(Collected data entries)
((

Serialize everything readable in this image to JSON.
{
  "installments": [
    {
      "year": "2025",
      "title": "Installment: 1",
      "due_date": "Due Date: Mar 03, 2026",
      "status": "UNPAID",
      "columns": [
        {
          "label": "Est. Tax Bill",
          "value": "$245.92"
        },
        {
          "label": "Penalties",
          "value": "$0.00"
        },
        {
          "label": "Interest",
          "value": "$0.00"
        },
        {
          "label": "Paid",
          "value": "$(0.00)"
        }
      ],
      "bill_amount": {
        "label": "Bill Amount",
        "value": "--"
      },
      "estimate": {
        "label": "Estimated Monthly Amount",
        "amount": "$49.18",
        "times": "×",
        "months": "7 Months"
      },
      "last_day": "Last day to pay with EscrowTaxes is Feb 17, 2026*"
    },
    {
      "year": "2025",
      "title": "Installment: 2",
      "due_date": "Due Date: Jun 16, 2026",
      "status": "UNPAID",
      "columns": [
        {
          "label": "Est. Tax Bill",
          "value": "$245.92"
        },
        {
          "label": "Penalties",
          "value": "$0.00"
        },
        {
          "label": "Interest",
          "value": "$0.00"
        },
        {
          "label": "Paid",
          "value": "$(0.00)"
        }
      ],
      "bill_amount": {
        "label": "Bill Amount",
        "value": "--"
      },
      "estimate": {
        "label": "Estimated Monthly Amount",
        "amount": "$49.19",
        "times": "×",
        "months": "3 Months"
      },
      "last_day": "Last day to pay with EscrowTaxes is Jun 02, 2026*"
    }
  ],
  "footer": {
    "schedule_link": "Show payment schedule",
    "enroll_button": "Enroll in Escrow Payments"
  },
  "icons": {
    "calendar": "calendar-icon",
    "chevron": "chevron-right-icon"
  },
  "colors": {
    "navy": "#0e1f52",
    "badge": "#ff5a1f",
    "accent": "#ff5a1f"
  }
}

))

WRITTEN TASK:
Return each entry from the material above exactly as it appears.

COMPLETE ANSWER:
Serialize everything readable in this image to JSON.
{
  "installments": [
    {
      "year": "2025",
      "title": "Installment: 1",
      "due_date": "Due Date: Mar 03, 2026",
      "status": "UNPAID",
      "columns": [
        {
          "label": "Est. Tax Bill",
          "value": "$245.92"
        },
        {
          "label": "Penalties",
          "value": "$0.00"
        },
        {
          "label": "Interest",
          "value": "$0.00"
        },
        {
          "label": "Paid",
          "value": "$(0.00)"
        }
      ],
      "bill_amount": {
        "label": "Bill Amount",
        "value": "--"
      },
      "estimate": {
        "label": "Estimated Monthly Amount",
        "amount": "$49.18",
        "times": "×",
        "months": "7 Months"
      },
      "last_day": "Last day to pay with EscrowTaxes is Feb 17, 2026*"
    },
    {
      "year": "2025",
      "title": "Installment: 2",
      "due_date": "Due Date: Jun 16, 2026",
      "status": "UNPAID",
      "columns": [
        {
          "label": "Est. Tax Bill",
          "value": "$245.92"
        },
        {
          "label": "Penalties",
          "value": "$0.00"
        },
        {
          "label": "Interest",
          "value": "$0.00"
        },
        {
          "label": "Paid",
          "value": "$(0.00)"
        }
      ],
      "bill_amount": {
        "label": "Bill Amount",
        "value": "--"
      },
      "estimate": {
        "label": "Estimated Monthly Amount",
        "amount": "$49.19",
        "times": "×",
        "months": "3 Months"
      },
      "last_day": "Last day to pay with EscrowTaxes is Jun 02, 2026*"
    }
  ],
  "footer": {
    "schedule_link": "Show payment schedule",
    "enroll_button": "Enroll in Escrow Payments"
  },
  "icons": {
    "calendar": "calendar-icon",
    "chevron": "chevron-right-icon"
  },
  "colors": {
    "navy": "#0e1f52",
    "badge": "#ff5a1f",
    "accent": "#ff5a1f"
  }
}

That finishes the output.